REQUEST: Copy out each line that has "this" in it.

EXERCISE MATERIALS:
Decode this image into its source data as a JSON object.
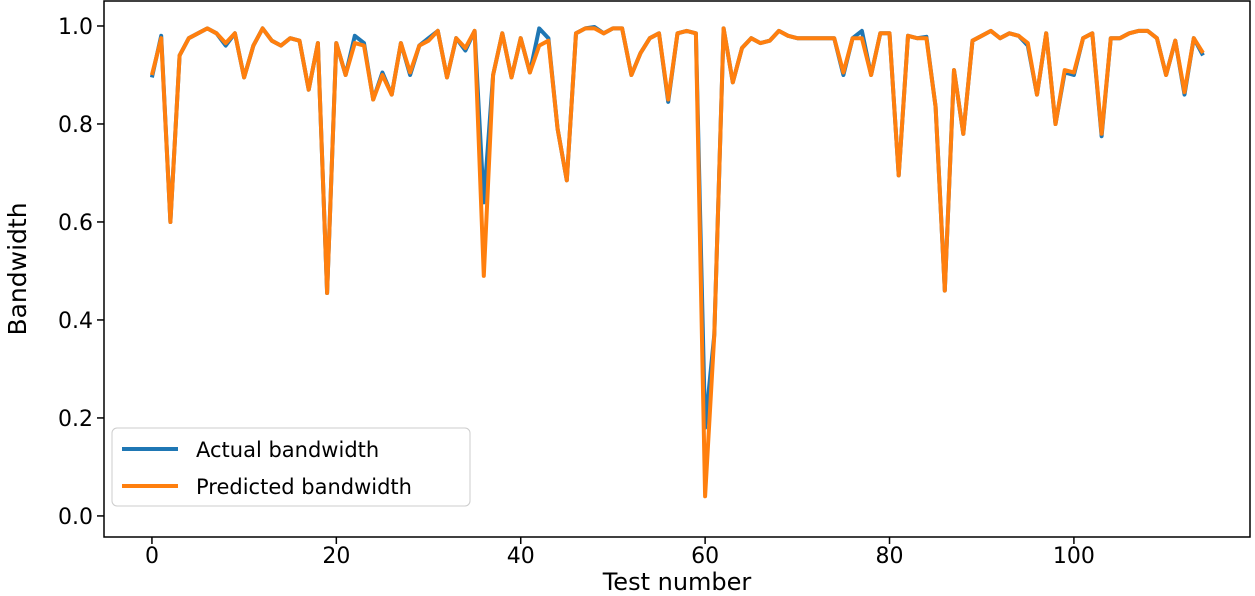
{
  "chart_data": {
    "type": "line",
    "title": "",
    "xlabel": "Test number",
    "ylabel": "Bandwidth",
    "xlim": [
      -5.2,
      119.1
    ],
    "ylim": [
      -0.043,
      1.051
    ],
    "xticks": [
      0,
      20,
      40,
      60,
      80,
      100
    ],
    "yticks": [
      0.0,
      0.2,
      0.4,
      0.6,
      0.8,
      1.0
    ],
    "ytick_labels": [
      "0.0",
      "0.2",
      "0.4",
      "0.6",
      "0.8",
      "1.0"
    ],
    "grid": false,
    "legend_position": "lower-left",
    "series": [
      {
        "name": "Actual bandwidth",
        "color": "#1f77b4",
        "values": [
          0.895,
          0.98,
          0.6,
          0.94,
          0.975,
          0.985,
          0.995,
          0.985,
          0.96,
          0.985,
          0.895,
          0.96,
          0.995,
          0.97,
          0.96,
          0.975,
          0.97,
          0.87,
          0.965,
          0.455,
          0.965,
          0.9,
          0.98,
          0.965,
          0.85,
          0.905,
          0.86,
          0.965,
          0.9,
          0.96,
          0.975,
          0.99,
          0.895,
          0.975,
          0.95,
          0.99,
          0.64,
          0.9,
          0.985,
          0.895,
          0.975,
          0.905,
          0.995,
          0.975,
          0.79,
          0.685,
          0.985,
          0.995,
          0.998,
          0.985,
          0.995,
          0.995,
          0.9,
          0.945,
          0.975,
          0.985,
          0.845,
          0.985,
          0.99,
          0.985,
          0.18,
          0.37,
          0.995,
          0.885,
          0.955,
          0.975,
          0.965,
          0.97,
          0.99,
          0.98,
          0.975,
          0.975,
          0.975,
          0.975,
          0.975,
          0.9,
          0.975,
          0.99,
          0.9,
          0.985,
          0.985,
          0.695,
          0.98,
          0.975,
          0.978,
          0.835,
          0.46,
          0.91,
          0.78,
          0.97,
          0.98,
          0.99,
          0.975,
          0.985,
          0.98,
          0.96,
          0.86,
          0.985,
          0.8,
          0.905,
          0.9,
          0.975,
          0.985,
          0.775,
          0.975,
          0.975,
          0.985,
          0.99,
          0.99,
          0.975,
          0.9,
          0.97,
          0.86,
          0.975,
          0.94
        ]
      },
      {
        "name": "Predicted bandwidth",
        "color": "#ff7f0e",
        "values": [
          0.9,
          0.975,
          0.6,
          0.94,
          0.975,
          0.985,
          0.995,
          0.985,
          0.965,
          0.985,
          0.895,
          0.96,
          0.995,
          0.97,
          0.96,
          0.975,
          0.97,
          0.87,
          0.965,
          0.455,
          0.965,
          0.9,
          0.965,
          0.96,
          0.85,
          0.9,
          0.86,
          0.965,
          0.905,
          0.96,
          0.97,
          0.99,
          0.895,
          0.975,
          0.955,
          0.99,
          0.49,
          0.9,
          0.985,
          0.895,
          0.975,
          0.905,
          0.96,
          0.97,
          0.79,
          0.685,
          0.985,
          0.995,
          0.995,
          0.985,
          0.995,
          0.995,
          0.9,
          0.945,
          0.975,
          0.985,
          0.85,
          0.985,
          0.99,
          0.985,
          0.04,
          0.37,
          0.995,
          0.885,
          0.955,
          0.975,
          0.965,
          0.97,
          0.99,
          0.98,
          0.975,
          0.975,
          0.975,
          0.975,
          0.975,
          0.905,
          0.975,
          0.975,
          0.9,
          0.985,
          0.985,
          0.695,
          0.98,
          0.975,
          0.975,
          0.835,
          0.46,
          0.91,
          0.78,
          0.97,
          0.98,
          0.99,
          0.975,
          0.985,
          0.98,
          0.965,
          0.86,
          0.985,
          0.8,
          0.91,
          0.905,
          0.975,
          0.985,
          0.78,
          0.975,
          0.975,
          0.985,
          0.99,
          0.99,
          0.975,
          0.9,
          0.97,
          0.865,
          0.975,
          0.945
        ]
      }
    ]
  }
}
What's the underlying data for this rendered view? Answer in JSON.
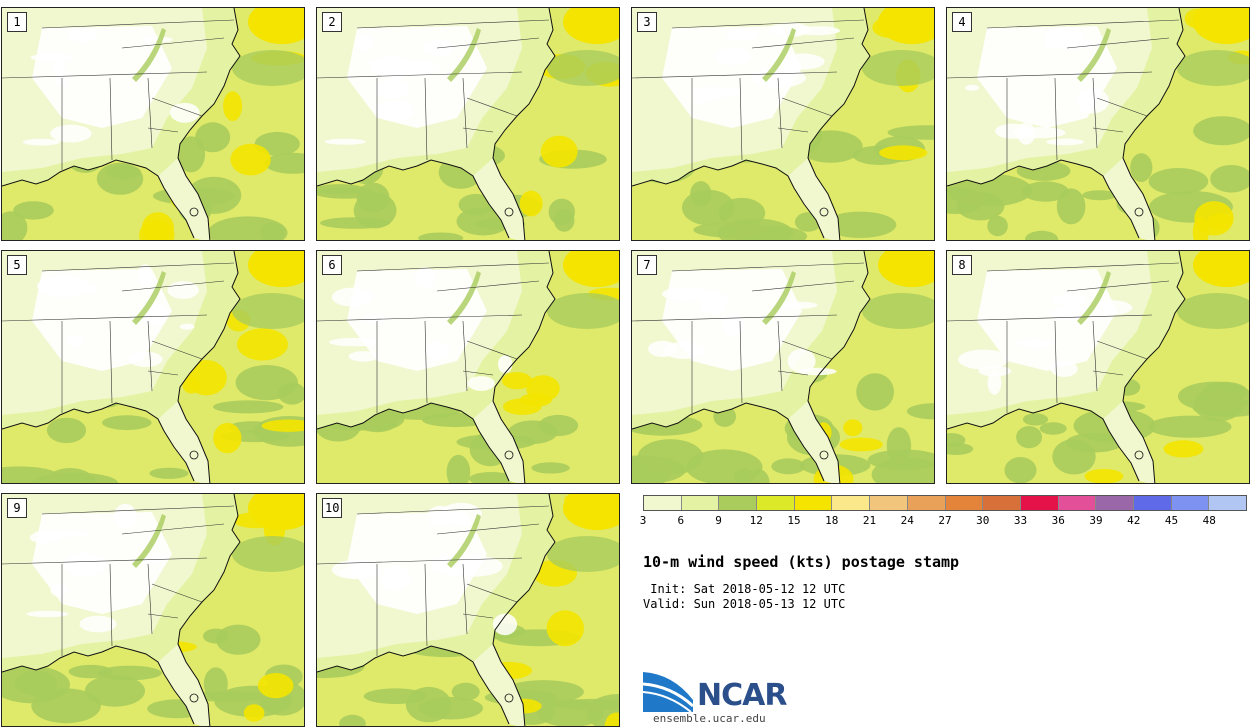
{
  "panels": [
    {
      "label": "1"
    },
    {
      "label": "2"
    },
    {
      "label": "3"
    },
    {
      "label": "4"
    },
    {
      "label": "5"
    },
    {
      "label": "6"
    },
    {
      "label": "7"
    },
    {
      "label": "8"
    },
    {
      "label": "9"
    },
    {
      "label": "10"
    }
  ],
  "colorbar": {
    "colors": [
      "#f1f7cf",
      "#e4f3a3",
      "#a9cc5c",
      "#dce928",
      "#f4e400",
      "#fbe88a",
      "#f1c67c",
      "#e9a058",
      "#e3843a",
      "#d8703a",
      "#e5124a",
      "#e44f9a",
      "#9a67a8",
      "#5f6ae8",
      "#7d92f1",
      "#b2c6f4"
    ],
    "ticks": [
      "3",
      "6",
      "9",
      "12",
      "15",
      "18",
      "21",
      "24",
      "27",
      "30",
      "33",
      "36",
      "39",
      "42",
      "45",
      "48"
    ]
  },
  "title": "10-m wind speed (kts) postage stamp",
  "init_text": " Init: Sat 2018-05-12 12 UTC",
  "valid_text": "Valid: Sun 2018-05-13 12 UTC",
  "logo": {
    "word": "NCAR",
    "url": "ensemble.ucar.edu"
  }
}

ANSWER TO THE TASK:
Decode this image into its source data as a JSON object.
What's the underlying data for this rendered view? Answer in JSON.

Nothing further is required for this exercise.